Entries supplied:

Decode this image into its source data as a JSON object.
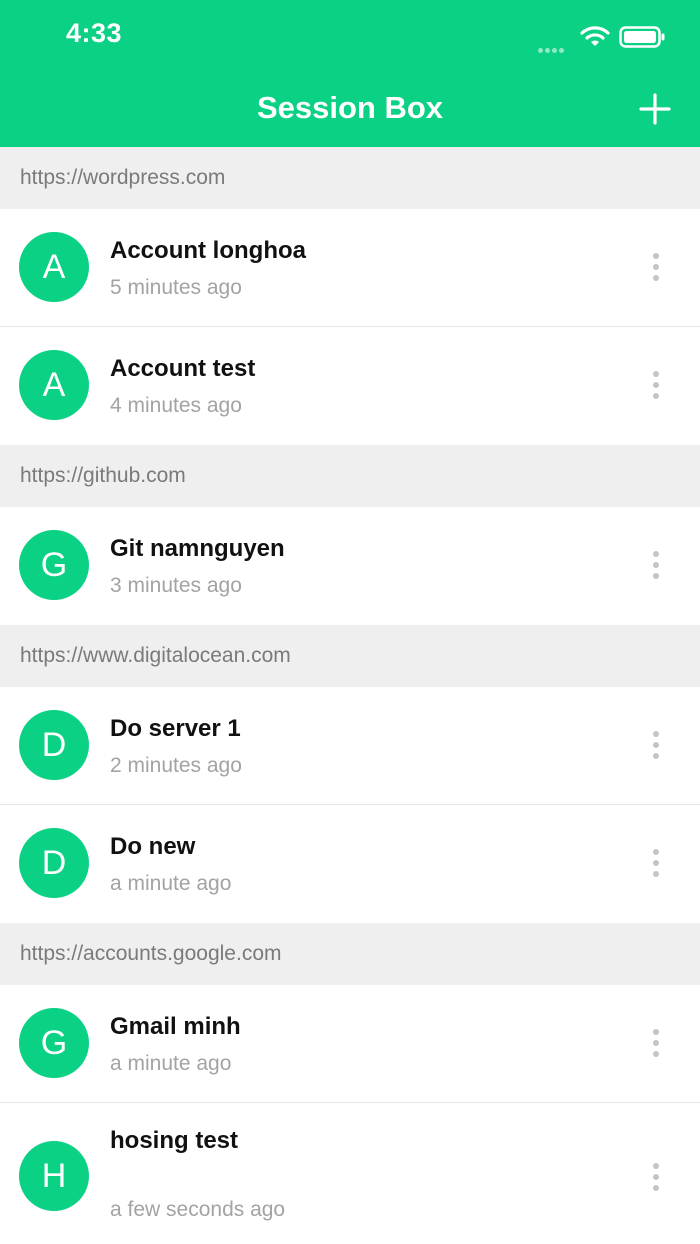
{
  "status_bar": {
    "time": "4:33"
  },
  "nav": {
    "title": "Session Box",
    "add_icon": "plus-icon"
  },
  "colors": {
    "accent": "#0ad184",
    "section_bg": "#efefef",
    "subtext": "#a3a3a3"
  },
  "sections": [
    {
      "url": "https://wordpress.com",
      "items": [
        {
          "initial": "A",
          "title": "Account longhoa",
          "time": "5 minutes ago"
        },
        {
          "initial": "A",
          "title": "Account test",
          "time": "4 minutes ago"
        }
      ]
    },
    {
      "url": "https://github.com",
      "items": [
        {
          "initial": "G",
          "title": "Git namnguyen",
          "time": "3 minutes ago"
        }
      ]
    },
    {
      "url": "https://www.digitalocean.com",
      "items": [
        {
          "initial": "D",
          "title": "Do server 1",
          "time": "2 minutes ago"
        },
        {
          "initial": "D",
          "title": "Do new",
          "time": "a minute ago"
        }
      ]
    },
    {
      "url": "https://accounts.google.com",
      "items": [
        {
          "initial": "G",
          "title": "Gmail minh",
          "time": "a minute ago"
        },
        {
          "initial": "H",
          "title": "hosing test",
          "time": "a few seconds ago"
        }
      ]
    }
  ]
}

Exercise description: Count the lines above that contain the word "minutes", and give only that number.

Written solution: 4